▸ GIVEN PROBLEM
Exactly as written, transcribe the lines that run from the one containing "Enumerate this screenshot's" to the end of the records below.

[Data records]

<<<<

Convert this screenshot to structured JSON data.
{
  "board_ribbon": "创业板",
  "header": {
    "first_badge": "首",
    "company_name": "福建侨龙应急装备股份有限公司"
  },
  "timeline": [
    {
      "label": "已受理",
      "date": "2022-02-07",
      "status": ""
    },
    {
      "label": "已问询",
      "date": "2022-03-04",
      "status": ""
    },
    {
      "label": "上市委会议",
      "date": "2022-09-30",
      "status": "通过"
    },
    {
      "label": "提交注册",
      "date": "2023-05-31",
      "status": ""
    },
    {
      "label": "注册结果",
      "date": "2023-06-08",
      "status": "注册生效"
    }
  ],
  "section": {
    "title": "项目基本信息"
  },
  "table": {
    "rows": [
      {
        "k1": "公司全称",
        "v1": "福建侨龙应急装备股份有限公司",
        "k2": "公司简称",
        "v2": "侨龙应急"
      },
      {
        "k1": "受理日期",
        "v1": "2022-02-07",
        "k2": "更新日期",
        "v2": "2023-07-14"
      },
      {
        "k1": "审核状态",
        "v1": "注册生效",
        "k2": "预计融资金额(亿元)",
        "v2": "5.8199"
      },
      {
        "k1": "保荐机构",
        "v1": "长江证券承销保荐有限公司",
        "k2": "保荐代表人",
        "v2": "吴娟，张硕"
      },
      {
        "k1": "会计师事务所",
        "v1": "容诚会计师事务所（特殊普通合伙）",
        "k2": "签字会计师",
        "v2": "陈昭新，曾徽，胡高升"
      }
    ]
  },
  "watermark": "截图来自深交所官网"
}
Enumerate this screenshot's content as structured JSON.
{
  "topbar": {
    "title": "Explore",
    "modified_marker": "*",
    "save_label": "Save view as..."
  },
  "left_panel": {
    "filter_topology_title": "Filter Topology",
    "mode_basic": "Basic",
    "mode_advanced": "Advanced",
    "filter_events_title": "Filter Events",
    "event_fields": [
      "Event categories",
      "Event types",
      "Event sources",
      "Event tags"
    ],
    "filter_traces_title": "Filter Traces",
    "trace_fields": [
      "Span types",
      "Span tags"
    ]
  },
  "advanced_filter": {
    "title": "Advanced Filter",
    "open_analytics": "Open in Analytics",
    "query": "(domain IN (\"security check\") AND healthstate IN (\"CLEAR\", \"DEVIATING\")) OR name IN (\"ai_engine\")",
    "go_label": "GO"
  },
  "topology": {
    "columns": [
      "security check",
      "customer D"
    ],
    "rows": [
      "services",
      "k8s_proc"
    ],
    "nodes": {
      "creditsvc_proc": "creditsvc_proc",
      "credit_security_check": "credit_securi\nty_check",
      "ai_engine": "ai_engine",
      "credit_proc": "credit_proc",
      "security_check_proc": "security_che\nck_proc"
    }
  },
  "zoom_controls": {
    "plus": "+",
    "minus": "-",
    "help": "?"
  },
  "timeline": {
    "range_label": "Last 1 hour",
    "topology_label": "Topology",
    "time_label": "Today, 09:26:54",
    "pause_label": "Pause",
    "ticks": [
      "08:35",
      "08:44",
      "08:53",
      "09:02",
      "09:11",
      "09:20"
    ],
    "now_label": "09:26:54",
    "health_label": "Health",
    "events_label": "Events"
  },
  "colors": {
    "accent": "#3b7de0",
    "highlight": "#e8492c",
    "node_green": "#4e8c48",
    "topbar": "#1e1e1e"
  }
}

>>>>

▸ RESPONSE TO THE EXERCISE
Enumerate this screenshot's content as structured JSON.
{
  "topbar": {
    "title": "Explore",
    "modified_marker": "*",
    "save_label": "Save view as..."
  },
  "left_panel": {
    "filter_topology_title": "Filter Topology",
    "mode_basic": "Basic",
    "mode_advanced": "Advanced",
    "filter_events_title": "Filter Events",
    "event_fields": [
      "Event categories",
      "Event types",
      "Event sources",
      "Event tags"
    ],
    "filter_traces_title": "Filter Traces",
    "trace_fields": [
      "Span types",
      "Span tags"
    ]
  },
  "advanced_filter": {
    "title": "Advanced Filter",
    "open_analytics": "Open in Analytics",
    "query": "(domain IN (\"security check\") AND healthstate IN (\"CLEAR\", \"DEVIATING\")) OR name IN (\"ai_engine\")",
    "go_label": "GO"
  },
  "topology": {
    "columns": [
      "security check",
      "customer D"
    ],
    "rows": [
      "services",
      "k8s_proc"
    ],
    "nodes": {
      "creditsvc_proc": "creditsvc_proc",
      "credit_security_check": "credit_securi\nty_check",
      "ai_engine": "ai_engine",
      "credit_proc": "credit_proc",
      "security_check_proc": "security_che\nck_proc"
    }
  },
  "zoom_controls": {
    "plus": "+",
    "minus": "-",
    "help": "?"
  },
  "timeline": {
    "range_label": "Last 1 hour",
    "topology_label": "Topology",
    "time_label": "Today, 09:26:54",
    "pause_label": "Pause",
    "ticks": [
      "08:35",
      "08:44",
      "08:53",
      "09:02",
      "09:11",
      "09:20"
    ],
    "now_label": "09:26:54",
    "health_label": "Health",
    "events_label": "Events"
  },
  "colors": {
    "accent": "#3b7de0",
    "highlight": "#e8492c",
    "node_green": "#4e8c48",
    "topbar": "#1e1e1e"
  }
}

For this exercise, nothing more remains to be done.